> _SUPPLIED ENTRIES_
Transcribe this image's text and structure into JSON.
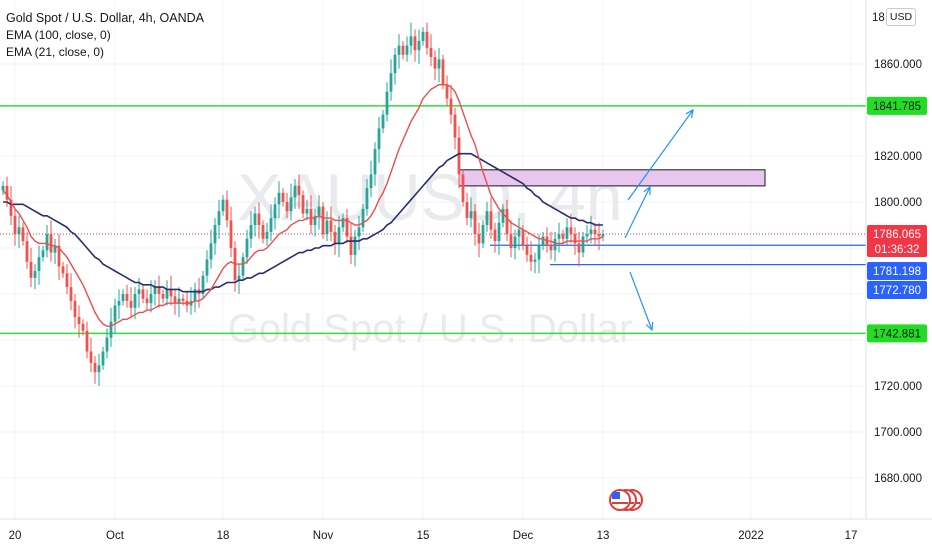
{
  "header": {
    "title": "Gold Spot / U.S. Dollar, 4h, OANDA",
    "indicator1": "EMA (100, close, 0)",
    "indicator2": "EMA (21, close, 0)"
  },
  "currency_button": "USD",
  "watermark": {
    "symbol": "XAUUSD, 4h",
    "description": "Gold Spot / U.S. Dollar"
  },
  "price_axis": {
    "ticks": [
      "1860.000",
      "1820.000",
      "1800.000",
      "1720.000",
      "1700.000",
      "1680.000"
    ],
    "partial_top": "18"
  },
  "labels": {
    "resistance_top": "1841.785",
    "last_price": "1786.065",
    "countdown": "01:36:32",
    "level_upper": "1781.198",
    "level_lower": "1772.780",
    "support_bottom": "1742.881"
  },
  "time_axis": [
    "20",
    "Oct",
    "18",
    "Nov",
    "15",
    "Dec",
    "13",
    "2022",
    "17"
  ],
  "colors": {
    "up": "#26a69a",
    "down": "#ef5350",
    "ema100": "#2b2d6e",
    "ema21": "#ef4c4c",
    "green_line": "#33dd33",
    "blue_line": "#2962ff",
    "zone_fill": "#e8c6ee",
    "last_price_bg": "#f23645",
    "blue_label_bg": "#2962ff",
    "green_label_bg": "#22dd22"
  },
  "chart_data": {
    "type": "candlestick",
    "symbol": "Gold Spot / U.S. Dollar",
    "timeframe": "4h",
    "y_range": [
      1713,
      1880
    ],
    "x_labels": [
      "20",
      "Oct",
      "18",
      "Nov",
      "15",
      "Dec",
      "13",
      "2022",
      "17"
    ],
    "x_label_positions": [
      3,
      28,
      55,
      80,
      105,
      130,
      150,
      187,
      212
    ],
    "horizontal_levels": [
      {
        "price": 1841.785,
        "style": "green"
      },
      {
        "price": 1742.881,
        "style": "green"
      },
      {
        "price": 1781.198,
        "style": "blue"
      },
      {
        "price": 1772.78,
        "style": "blue"
      },
      {
        "price": 1786.065,
        "style": "last-price-dotted"
      }
    ],
    "zone": {
      "from_bar": 114,
      "to_bar": 191,
      "high": 1814,
      "low": 1807
    },
    "closes": [
      1807,
      1801,
      1794,
      1786,
      1789,
      1783,
      1774,
      1767,
      1770,
      1776,
      1779,
      1786,
      1778,
      1781,
      1772,
      1769,
      1763,
      1757,
      1750,
      1747,
      1744,
      1735,
      1730,
      1726,
      1729,
      1735,
      1741,
      1748,
      1755,
      1757,
      1760,
      1757,
      1754,
      1760,
      1762,
      1758,
      1756,
      1760,
      1763,
      1760,
      1758,
      1762,
      1759,
      1756,
      1758,
      1757,
      1755,
      1757,
      1762,
      1760,
      1768,
      1775,
      1782,
      1790,
      1796,
      1801,
      1792,
      1780,
      1766,
      1768,
      1776,
      1784,
      1790,
      1795,
      1790,
      1784,
      1787,
      1793,
      1799,
      1804,
      1800,
      1796,
      1802,
      1807,
      1803,
      1795,
      1797,
      1790,
      1794,
      1798,
      1786,
      1792,
      1787,
      1782,
      1789,
      1793,
      1785,
      1777,
      1785,
      1789,
      1797,
      1806,
      1812,
      1823,
      1832,
      1838,
      1848,
      1856,
      1864,
      1868,
      1864,
      1868,
      1872,
      1866,
      1870,
      1874,
      1867,
      1863,
      1858,
      1862,
      1851,
      1845,
      1838,
      1828,
      1812,
      1800,
      1793,
      1796,
      1786,
      1782,
      1790,
      1796,
      1788,
      1783,
      1791,
      1797,
      1786,
      1780,
      1785,
      1788,
      1781,
      1777,
      1774,
      1775,
      1781,
      1785,
      1781,
      1779,
      1784,
      1786,
      1784,
      1789,
      1786,
      1782,
      1778,
      1785,
      1786,
      1788,
      1786,
      1785,
      1786
    ],
    "ema21": [
      1805,
      1803,
      1800,
      1797,
      1795,
      1792,
      1789,
      1785,
      1783,
      1782,
      1782,
      1782,
      1781,
      1781,
      1780,
      1778,
      1776,
      1773,
      1770,
      1767,
      1764,
      1760,
      1756,
      1752,
      1749,
      1747,
      1746,
      1746,
      1747,
      1748,
      1749,
      1749,
      1750,
      1751,
      1752,
      1752,
      1753,
      1753,
      1754,
      1755,
      1755,
      1756,
      1756,
      1756,
      1756,
      1756,
      1756,
      1756,
      1757,
      1757,
      1758,
      1760,
      1762,
      1765,
      1768,
      1771,
      1773,
      1774,
      1773,
      1773,
      1773,
      1774,
      1776,
      1778,
      1779,
      1779,
      1780,
      1782,
      1784,
      1786,
      1787,
      1788,
      1790,
      1791,
      1792,
      1792,
      1793,
      1793,
      1793,
      1794,
      1793,
      1793,
      1793,
      1792,
      1792,
      1792,
      1792,
      1791,
      1790,
      1790,
      1791,
      1792,
      1794,
      1797,
      1801,
      1804,
      1808,
      1813,
      1818,
      1823,
      1827,
      1831,
      1835,
      1838,
      1841,
      1845,
      1847,
      1849,
      1850,
      1851,
      1851,
      1851,
      1850,
      1848,
      1844,
      1839,
      1834,
      1829,
      1825,
      1819,
      1813,
      1808,
      1803,
      1800,
      1797,
      1795,
      1793,
      1791,
      1790,
      1789,
      1788,
      1787,
      1786,
      1785,
      1784,
      1784,
      1783,
      1783,
      1782,
      1782,
      1782,
      1783,
      1783,
      1783,
      1783,
      1783,
      1783,
      1784,
      1784,
      1784,
      1785
    ],
    "ema100": [
      1800,
      1800,
      1799,
      1799,
      1799,
      1799,
      1798,
      1797,
      1796,
      1795,
      1794,
      1794,
      1793,
      1792,
      1791,
      1790,
      1789,
      1787,
      1786,
      1784,
      1782,
      1780,
      1778,
      1776,
      1775,
      1773,
      1772,
      1771,
      1770,
      1769,
      1768,
      1767,
      1766,
      1765,
      1765,
      1764,
      1764,
      1764,
      1763,
      1763,
      1763,
      1762,
      1762,
      1762,
      1762,
      1761,
      1761,
      1761,
      1761,
      1761,
      1761,
      1762,
      1762,
      1763,
      1763,
      1764,
      1765,
      1765,
      1765,
      1766,
      1766,
      1767,
      1767,
      1768,
      1769,
      1769,
      1770,
      1771,
      1772,
      1773,
      1774,
      1775,
      1776,
      1777,
      1778,
      1778,
      1779,
      1779,
      1780,
      1780,
      1781,
      1781,
      1781,
      1782,
      1782,
      1782,
      1783,
      1783,
      1783,
      1783,
      1784,
      1784,
      1785,
      1786,
      1787,
      1788,
      1790,
      1791,
      1793,
      1795,
      1797,
      1799,
      1801,
      1803,
      1805,
      1807,
      1809,
      1811,
      1813,
      1815,
      1816,
      1818,
      1819,
      1820,
      1821,
      1821,
      1821,
      1821,
      1820,
      1819,
      1818,
      1817,
      1816,
      1815,
      1814,
      1813,
      1812,
      1811,
      1810,
      1809,
      1808,
      1806,
      1805,
      1803,
      1802,
      1800,
      1799,
      1798,
      1797,
      1796,
      1795,
      1794,
      1793,
      1793,
      1792,
      1792,
      1791,
      1791,
      1790,
      1790,
      1790
    ]
  }
}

> _PROBLEM TO SOLVE_
Repeat the material above verbatim, with no pictures in the output.

> _TASK OUTPUT_
Transcribe this image's text and structure into JSON.
{
  "header": {
    "title": "Gold Spot / U.S. Dollar, 4h, OANDA",
    "indicator1": "EMA (100, close, 0)",
    "indicator2": "EMA (21, close, 0)"
  },
  "currency_button": "USD",
  "watermark": {
    "symbol": "XAUUSD, 4h",
    "description": "Gold Spot / U.S. Dollar"
  },
  "price_axis": {
    "ticks": [
      "1860.000",
      "1820.000",
      "1800.000",
      "1720.000",
      "1700.000",
      "1680.000"
    ],
    "partial_top": "18"
  },
  "labels": {
    "resistance_top": "1841.785",
    "last_price": "1786.065",
    "countdown": "01:36:32",
    "level_upper": "1781.198",
    "level_lower": "1772.780",
    "support_bottom": "1742.881"
  },
  "time_axis": [
    "20",
    "Oct",
    "18",
    "Nov",
    "15",
    "Dec",
    "13",
    "2022",
    "17"
  ],
  "colors": {
    "up": "#26a69a",
    "down": "#ef5350",
    "ema100": "#2b2d6e",
    "ema21": "#ef4c4c",
    "green_line": "#33dd33",
    "blue_line": "#2962ff",
    "zone_fill": "#e8c6ee",
    "last_price_bg": "#f23645",
    "blue_label_bg": "#2962ff",
    "green_label_bg": "#22dd22"
  },
  "chart_data": {
    "type": "candlestick",
    "symbol": "Gold Spot / U.S. Dollar",
    "timeframe": "4h",
    "y_range": [
      1713,
      1880
    ],
    "x_labels": [
      "20",
      "Oct",
      "18",
      "Nov",
      "15",
      "Dec",
      "13",
      "2022",
      "17"
    ],
    "x_label_positions": [
      3,
      28,
      55,
      80,
      105,
      130,
      150,
      187,
      212
    ],
    "horizontal_levels": [
      {
        "price": 1841.785,
        "style": "green"
      },
      {
        "price": 1742.881,
        "style": "green"
      },
      {
        "price": 1781.198,
        "style": "blue"
      },
      {
        "price": 1772.78,
        "style": "blue"
      },
      {
        "price": 1786.065,
        "style": "last-price-dotted"
      }
    ],
    "zone": {
      "from_bar": 114,
      "to_bar": 191,
      "high": 1814,
      "low": 1807
    },
    "closes": [
      1807,
      1801,
      1794,
      1786,
      1789,
      1783,
      1774,
      1767,
      1770,
      1776,
      1779,
      1786,
      1778,
      1781,
      1772,
      1769,
      1763,
      1757,
      1750,
      1747,
      1744,
      1735,
      1730,
      1726,
      1729,
      1735,
      1741,
      1748,
      1755,
      1757,
      1760,
      1757,
      1754,
      1760,
      1762,
      1758,
      1756,
      1760,
      1763,
      1760,
      1758,
      1762,
      1759,
      1756,
      1758,
      1757,
      1755,
      1757,
      1762,
      1760,
      1768,
      1775,
      1782,
      1790,
      1796,
      1801,
      1792,
      1780,
      1766,
      1768,
      1776,
      1784,
      1790,
      1795,
      1790,
      1784,
      1787,
      1793,
      1799,
      1804,
      1800,
      1796,
      1802,
      1807,
      1803,
      1795,
      1797,
      1790,
      1794,
      1798,
      1786,
      1792,
      1787,
      1782,
      1789,
      1793,
      1785,
      1777,
      1785,
      1789,
      1797,
      1806,
      1812,
      1823,
      1832,
      1838,
      1848,
      1856,
      1864,
      1868,
      1864,
      1868,
      1872,
      1866,
      1870,
      1874,
      1867,
      1863,
      1858,
      1862,
      1851,
      1845,
      1838,
      1828,
      1812,
      1800,
      1793,
      1796,
      1786,
      1782,
      1790,
      1796,
      1788,
      1783,
      1791,
      1797,
      1786,
      1780,
      1785,
      1788,
      1781,
      1777,
      1774,
      1775,
      1781,
      1785,
      1781,
      1779,
      1784,
      1786,
      1784,
      1789,
      1786,
      1782,
      1778,
      1785,
      1786,
      1788,
      1786,
      1785,
      1786
    ],
    "ema21": [
      1805,
      1803,
      1800,
      1797,
      1795,
      1792,
      1789,
      1785,
      1783,
      1782,
      1782,
      1782,
      1781,
      1781,
      1780,
      1778,
      1776,
      1773,
      1770,
      1767,
      1764,
      1760,
      1756,
      1752,
      1749,
      1747,
      1746,
      1746,
      1747,
      1748,
      1749,
      1749,
      1750,
      1751,
      1752,
      1752,
      1753,
      1753,
      1754,
      1755,
      1755,
      1756,
      1756,
      1756,
      1756,
      1756,
      1756,
      1756,
      1757,
      1757,
      1758,
      1760,
      1762,
      1765,
      1768,
      1771,
      1773,
      1774,
      1773,
      1773,
      1773,
      1774,
      1776,
      1778,
      1779,
      1779,
      1780,
      1782,
      1784,
      1786,
      1787,
      1788,
      1790,
      1791,
      1792,
      1792,
      1793,
      1793,
      1793,
      1794,
      1793,
      1793,
      1793,
      1792,
      1792,
      1792,
      1792,
      1791,
      1790,
      1790,
      1791,
      1792,
      1794,
      1797,
      1801,
      1804,
      1808,
      1813,
      1818,
      1823,
      1827,
      1831,
      1835,
      1838,
      1841,
      1845,
      1847,
      1849,
      1850,
      1851,
      1851,
      1851,
      1850,
      1848,
      1844,
      1839,
      1834,
      1829,
      1825,
      1819,
      1813,
      1808,
      1803,
      1800,
      1797,
      1795,
      1793,
      1791,
      1790,
      1789,
      1788,
      1787,
      1786,
      1785,
      1784,
      1784,
      1783,
      1783,
      1782,
      1782,
      1782,
      1783,
      1783,
      1783,
      1783,
      1783,
      1783,
      1784,
      1784,
      1784,
      1785
    ],
    "ema100": [
      1800,
      1800,
      1799,
      1799,
      1799,
      1799,
      1798,
      1797,
      1796,
      1795,
      1794,
      1794,
      1793,
      1792,
      1791,
      1790,
      1789,
      1787,
      1786,
      1784,
      1782,
      1780,
      1778,
      1776,
      1775,
      1773,
      1772,
      1771,
      1770,
      1769,
      1768,
      1767,
      1766,
      1765,
      1765,
      1764,
      1764,
      1764,
      1763,
      1763,
      1763,
      1762,
      1762,
      1762,
      1762,
      1761,
      1761,
      1761,
      1761,
      1761,
      1761,
      1762,
      1762,
      1763,
      1763,
      1764,
      1765,
      1765,
      1765,
      1766,
      1766,
      1767,
      1767,
      1768,
      1769,
      1769,
      1770,
      1771,
      1772,
      1773,
      1774,
      1775,
      1776,
      1777,
      1778,
      1778,
      1779,
      1779,
      1780,
      1780,
      1781,
      1781,
      1781,
      1782,
      1782,
      1782,
      1783,
      1783,
      1783,
      1783,
      1784,
      1784,
      1785,
      1786,
      1787,
      1788,
      1790,
      1791,
      1793,
      1795,
      1797,
      1799,
      1801,
      1803,
      1805,
      1807,
      1809,
      1811,
      1813,
      1815,
      1816,
      1818,
      1819,
      1820,
      1821,
      1821,
      1821,
      1821,
      1820,
      1819,
      1818,
      1817,
      1816,
      1815,
      1814,
      1813,
      1812,
      1811,
      1810,
      1809,
      1808,
      1806,
      1805,
      1803,
      1802,
      1800,
      1799,
      1798,
      1797,
      1796,
      1795,
      1794,
      1793,
      1793,
      1792,
      1792,
      1791,
      1791,
      1790,
      1790,
      1790
    ]
  }
}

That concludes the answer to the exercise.